TO DO » Which lines hold the string "Folders"? Copy every one of them.

++++++++

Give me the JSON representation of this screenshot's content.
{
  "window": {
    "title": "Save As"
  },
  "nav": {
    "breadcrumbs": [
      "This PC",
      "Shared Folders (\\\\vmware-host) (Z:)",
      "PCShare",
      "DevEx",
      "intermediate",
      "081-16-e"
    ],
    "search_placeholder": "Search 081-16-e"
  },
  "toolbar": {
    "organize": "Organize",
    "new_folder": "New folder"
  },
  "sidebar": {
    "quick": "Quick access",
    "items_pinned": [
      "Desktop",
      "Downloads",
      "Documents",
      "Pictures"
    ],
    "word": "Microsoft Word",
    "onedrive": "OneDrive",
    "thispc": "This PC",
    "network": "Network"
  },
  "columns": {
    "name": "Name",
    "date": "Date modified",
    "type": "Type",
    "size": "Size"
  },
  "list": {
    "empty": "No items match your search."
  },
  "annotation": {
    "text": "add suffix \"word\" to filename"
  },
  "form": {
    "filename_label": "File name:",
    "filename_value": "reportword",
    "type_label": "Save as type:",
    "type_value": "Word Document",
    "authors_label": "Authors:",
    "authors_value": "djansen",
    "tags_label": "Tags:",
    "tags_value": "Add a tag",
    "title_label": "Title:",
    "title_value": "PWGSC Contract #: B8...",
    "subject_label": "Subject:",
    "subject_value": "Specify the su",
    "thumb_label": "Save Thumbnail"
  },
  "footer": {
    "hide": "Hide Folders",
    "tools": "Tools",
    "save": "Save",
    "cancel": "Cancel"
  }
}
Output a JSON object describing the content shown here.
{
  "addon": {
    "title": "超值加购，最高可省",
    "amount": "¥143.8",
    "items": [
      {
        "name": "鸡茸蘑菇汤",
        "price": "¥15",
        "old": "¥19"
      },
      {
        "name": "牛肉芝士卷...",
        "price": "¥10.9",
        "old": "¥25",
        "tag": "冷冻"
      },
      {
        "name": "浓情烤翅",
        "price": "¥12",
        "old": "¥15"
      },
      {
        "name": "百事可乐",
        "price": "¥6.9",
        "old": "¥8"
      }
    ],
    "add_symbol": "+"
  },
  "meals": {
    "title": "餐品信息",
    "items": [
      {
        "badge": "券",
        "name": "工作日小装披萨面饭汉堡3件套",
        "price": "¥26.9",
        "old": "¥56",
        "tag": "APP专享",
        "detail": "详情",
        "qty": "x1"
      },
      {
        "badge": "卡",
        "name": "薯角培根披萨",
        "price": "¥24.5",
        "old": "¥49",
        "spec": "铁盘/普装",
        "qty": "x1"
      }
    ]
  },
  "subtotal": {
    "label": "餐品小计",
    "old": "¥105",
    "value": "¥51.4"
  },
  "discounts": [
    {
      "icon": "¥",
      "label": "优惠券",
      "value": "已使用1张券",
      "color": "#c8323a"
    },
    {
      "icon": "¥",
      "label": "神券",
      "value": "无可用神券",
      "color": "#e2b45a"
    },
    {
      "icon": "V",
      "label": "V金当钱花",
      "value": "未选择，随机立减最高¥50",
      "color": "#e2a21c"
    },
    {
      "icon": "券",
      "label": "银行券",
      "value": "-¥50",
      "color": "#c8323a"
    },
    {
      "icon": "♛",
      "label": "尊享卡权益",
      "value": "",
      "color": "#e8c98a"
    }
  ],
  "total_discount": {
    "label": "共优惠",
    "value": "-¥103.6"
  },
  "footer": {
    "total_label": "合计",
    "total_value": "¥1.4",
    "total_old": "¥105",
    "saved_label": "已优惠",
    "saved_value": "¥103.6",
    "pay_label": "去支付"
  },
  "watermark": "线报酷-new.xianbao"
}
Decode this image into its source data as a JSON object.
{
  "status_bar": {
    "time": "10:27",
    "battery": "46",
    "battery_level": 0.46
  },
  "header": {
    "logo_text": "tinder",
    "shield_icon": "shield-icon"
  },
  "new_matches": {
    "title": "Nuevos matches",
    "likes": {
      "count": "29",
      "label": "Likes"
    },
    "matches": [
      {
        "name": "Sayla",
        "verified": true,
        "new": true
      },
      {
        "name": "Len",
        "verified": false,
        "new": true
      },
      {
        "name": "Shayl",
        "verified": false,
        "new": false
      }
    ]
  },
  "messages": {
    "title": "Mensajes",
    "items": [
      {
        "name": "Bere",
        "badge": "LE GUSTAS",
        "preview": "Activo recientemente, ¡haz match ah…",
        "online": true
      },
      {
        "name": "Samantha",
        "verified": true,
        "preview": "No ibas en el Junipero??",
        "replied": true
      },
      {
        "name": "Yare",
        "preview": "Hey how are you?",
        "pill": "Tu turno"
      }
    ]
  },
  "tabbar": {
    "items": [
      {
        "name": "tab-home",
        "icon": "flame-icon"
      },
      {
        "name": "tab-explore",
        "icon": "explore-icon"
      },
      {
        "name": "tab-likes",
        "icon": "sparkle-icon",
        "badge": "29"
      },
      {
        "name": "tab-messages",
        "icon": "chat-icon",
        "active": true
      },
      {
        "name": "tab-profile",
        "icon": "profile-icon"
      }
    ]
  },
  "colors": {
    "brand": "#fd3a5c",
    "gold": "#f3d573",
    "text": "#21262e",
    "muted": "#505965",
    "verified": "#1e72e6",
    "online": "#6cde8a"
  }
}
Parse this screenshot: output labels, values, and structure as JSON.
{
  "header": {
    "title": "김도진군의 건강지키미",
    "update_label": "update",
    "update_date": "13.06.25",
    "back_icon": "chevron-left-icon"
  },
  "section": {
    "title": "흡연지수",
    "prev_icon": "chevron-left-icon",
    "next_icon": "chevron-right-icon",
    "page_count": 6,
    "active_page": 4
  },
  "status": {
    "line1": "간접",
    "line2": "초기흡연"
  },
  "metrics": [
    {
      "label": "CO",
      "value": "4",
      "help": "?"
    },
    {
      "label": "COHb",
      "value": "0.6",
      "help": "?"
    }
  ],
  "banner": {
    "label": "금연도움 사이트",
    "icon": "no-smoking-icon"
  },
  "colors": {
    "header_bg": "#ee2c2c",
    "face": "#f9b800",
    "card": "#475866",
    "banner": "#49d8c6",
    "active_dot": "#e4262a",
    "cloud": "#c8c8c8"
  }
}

++++++++

TASK SOLUTION »
      "Shared Folders (\\\\vmware-host) (Z:)",
    "hide": "Hide Folders",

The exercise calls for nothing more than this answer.